Scan the listing below for the word "интерпретатор" and state how many lines hold it. Write nothing but the number.

Material supplied
· · · · · · ·

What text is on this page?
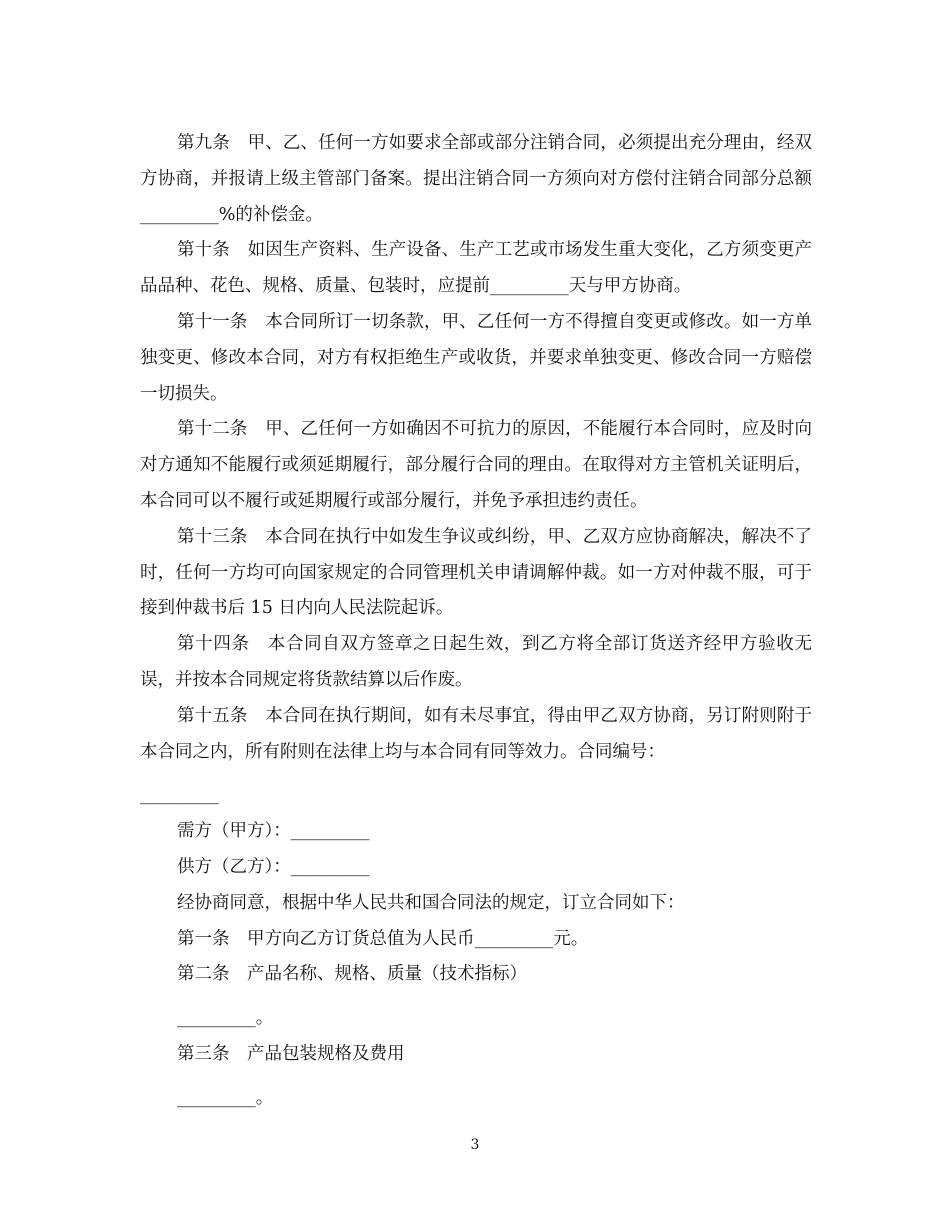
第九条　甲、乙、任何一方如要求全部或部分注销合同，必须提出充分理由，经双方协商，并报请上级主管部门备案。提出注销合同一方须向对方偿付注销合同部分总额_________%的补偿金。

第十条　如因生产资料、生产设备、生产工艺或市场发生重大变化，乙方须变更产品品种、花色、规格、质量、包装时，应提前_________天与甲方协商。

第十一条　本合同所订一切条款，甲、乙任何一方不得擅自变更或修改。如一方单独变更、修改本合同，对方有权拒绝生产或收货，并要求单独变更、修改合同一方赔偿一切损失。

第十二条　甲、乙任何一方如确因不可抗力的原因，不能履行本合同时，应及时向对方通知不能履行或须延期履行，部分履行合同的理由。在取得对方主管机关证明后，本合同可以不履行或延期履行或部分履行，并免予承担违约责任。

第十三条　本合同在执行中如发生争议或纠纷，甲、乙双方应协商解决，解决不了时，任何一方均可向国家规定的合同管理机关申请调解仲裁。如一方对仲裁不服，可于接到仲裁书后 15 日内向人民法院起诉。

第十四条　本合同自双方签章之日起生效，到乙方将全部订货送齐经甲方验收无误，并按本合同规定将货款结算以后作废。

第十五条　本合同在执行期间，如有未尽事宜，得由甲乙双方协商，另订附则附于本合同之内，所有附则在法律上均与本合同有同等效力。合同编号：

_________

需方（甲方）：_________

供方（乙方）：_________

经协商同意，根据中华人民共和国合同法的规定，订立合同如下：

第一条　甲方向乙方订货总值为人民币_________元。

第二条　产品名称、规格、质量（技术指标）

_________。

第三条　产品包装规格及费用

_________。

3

· · · · · · ·

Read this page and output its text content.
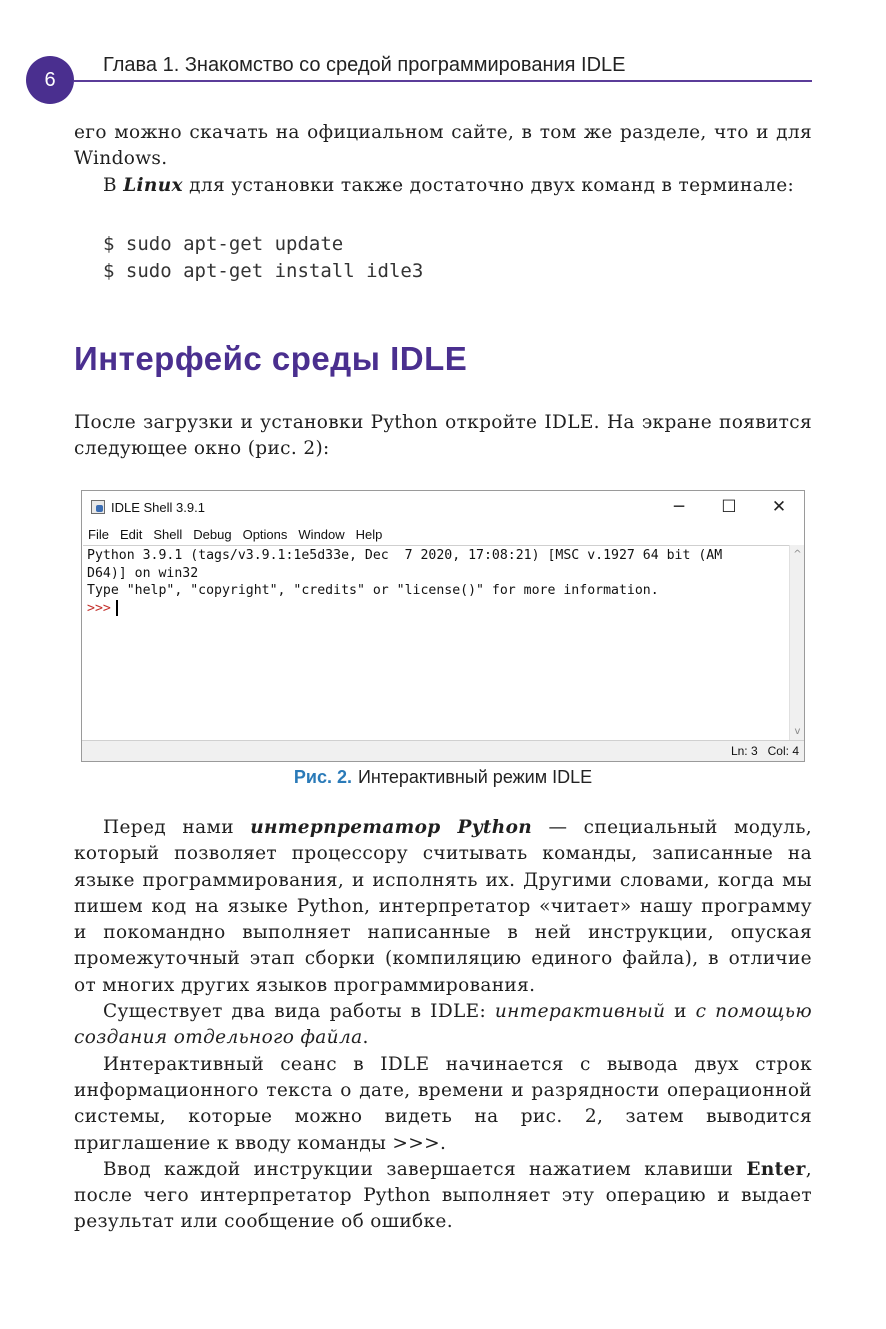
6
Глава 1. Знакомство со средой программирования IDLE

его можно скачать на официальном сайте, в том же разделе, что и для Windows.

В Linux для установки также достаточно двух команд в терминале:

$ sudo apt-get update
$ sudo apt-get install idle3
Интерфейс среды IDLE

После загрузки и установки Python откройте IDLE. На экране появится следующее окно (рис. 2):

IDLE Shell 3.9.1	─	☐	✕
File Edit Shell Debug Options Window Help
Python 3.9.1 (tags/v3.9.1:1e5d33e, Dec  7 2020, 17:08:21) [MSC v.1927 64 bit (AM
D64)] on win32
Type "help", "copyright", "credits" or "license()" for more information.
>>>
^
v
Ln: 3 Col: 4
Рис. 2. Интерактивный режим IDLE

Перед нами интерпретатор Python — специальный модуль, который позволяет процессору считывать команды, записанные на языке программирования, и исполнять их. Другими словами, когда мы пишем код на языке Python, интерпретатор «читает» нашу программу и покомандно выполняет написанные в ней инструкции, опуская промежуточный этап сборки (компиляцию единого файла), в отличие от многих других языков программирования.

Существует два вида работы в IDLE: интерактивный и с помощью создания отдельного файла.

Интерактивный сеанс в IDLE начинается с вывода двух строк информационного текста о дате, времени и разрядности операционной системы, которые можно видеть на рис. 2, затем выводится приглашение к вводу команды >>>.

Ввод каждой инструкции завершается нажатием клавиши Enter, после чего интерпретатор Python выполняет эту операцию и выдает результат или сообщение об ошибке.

· · · · · · ·

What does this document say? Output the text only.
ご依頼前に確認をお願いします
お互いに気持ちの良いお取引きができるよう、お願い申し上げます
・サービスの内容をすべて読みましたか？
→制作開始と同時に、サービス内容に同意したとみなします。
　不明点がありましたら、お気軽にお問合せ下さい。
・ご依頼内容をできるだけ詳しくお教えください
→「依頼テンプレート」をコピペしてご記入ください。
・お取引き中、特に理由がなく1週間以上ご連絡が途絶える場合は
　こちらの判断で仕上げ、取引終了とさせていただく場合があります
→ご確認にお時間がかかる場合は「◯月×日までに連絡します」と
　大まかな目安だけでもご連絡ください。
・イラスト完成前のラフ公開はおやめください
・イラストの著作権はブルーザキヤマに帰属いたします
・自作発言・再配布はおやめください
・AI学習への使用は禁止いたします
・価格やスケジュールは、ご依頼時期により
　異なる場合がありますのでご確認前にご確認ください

· · · · · · ·

Full output
2